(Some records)
==*==

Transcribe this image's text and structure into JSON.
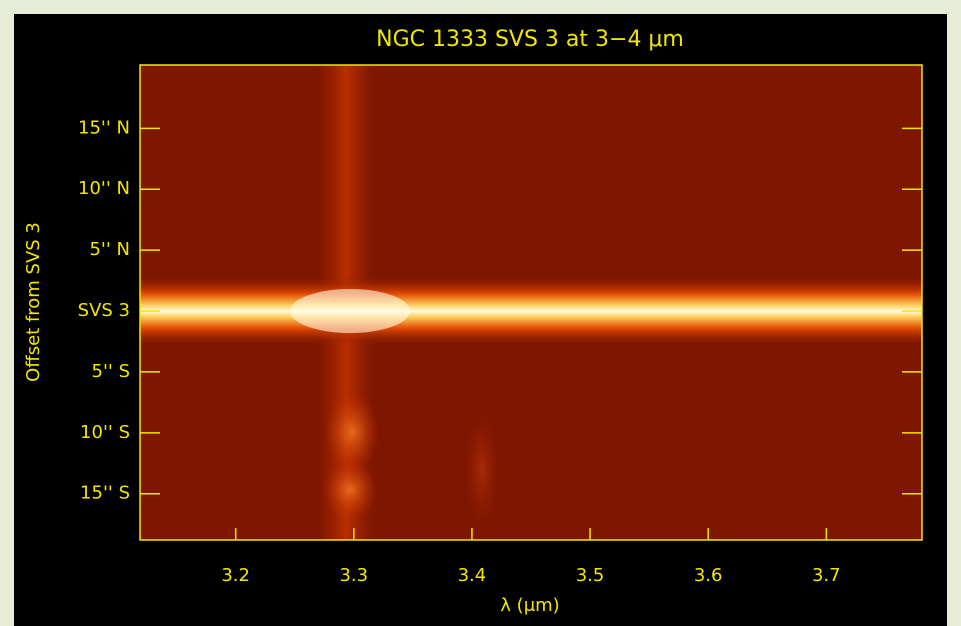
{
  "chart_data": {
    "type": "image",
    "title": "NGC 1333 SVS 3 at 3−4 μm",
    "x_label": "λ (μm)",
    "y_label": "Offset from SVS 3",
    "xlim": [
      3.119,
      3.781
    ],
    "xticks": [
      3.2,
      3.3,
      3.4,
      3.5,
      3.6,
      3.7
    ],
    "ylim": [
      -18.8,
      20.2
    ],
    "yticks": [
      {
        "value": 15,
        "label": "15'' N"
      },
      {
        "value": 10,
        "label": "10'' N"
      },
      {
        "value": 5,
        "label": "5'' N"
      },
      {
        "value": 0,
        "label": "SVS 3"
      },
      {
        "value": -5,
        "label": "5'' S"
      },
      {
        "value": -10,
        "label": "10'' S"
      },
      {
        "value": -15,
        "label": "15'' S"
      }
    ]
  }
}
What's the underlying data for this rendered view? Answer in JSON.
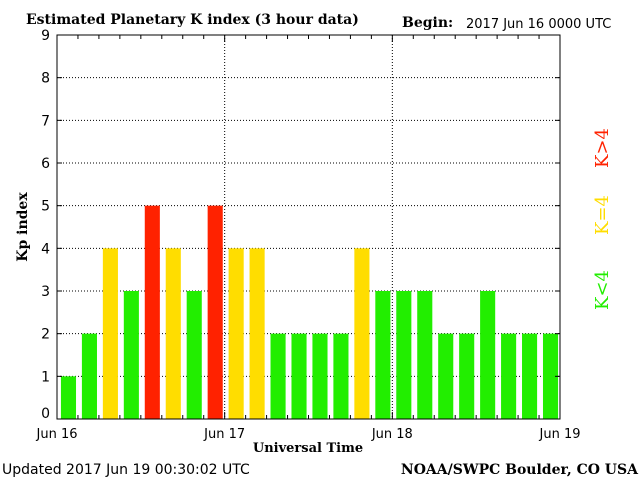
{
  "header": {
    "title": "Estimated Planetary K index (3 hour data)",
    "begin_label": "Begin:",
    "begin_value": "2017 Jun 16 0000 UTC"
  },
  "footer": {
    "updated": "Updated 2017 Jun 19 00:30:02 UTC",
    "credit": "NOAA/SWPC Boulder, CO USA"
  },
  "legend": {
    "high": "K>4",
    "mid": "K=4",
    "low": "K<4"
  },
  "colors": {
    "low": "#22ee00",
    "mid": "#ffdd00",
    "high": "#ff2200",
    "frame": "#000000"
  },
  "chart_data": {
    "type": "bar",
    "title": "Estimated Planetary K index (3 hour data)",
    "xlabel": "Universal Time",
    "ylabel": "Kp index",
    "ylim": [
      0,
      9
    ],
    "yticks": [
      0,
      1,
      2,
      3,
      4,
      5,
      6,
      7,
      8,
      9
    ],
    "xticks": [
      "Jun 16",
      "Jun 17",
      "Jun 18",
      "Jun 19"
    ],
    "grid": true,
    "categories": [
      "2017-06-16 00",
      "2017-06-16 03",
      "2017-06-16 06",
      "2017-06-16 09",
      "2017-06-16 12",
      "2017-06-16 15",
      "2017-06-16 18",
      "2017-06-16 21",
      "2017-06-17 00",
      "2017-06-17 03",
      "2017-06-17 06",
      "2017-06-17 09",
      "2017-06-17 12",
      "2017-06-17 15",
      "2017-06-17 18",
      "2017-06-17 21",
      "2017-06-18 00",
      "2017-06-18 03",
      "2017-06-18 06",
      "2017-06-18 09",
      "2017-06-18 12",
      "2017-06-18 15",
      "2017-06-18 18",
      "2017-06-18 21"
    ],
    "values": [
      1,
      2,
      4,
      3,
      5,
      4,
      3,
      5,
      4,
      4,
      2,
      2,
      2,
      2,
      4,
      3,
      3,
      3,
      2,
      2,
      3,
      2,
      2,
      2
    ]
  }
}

==*==

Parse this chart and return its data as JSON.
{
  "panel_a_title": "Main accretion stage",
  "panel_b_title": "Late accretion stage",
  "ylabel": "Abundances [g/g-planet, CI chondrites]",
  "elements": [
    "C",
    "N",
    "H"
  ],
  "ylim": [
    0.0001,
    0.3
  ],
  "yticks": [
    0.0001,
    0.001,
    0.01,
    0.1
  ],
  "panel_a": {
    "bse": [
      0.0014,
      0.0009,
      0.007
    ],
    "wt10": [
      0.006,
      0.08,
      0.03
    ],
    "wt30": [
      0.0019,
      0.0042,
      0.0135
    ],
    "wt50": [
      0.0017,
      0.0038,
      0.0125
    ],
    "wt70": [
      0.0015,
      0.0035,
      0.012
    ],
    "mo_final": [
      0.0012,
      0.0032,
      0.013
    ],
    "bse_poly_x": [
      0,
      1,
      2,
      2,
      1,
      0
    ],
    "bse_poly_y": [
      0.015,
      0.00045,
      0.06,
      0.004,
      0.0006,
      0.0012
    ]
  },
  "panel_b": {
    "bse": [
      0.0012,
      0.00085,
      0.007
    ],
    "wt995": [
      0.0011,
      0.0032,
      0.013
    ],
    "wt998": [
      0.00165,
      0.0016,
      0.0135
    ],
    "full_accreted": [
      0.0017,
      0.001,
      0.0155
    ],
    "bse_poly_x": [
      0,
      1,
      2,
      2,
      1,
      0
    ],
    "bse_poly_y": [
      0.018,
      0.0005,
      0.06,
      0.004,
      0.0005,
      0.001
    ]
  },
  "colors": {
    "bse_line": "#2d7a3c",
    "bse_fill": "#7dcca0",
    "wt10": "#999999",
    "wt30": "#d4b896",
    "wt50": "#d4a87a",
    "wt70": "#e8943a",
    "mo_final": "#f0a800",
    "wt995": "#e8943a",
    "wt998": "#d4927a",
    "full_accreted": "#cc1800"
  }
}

==*==

◆ What is asked
Gather every line from the entries above where the word "stage" appears, and copy them.

◆ Correct output
  "panel_a_title": "Main accretion stage",
  "panel_b_title": "Late accretion stage",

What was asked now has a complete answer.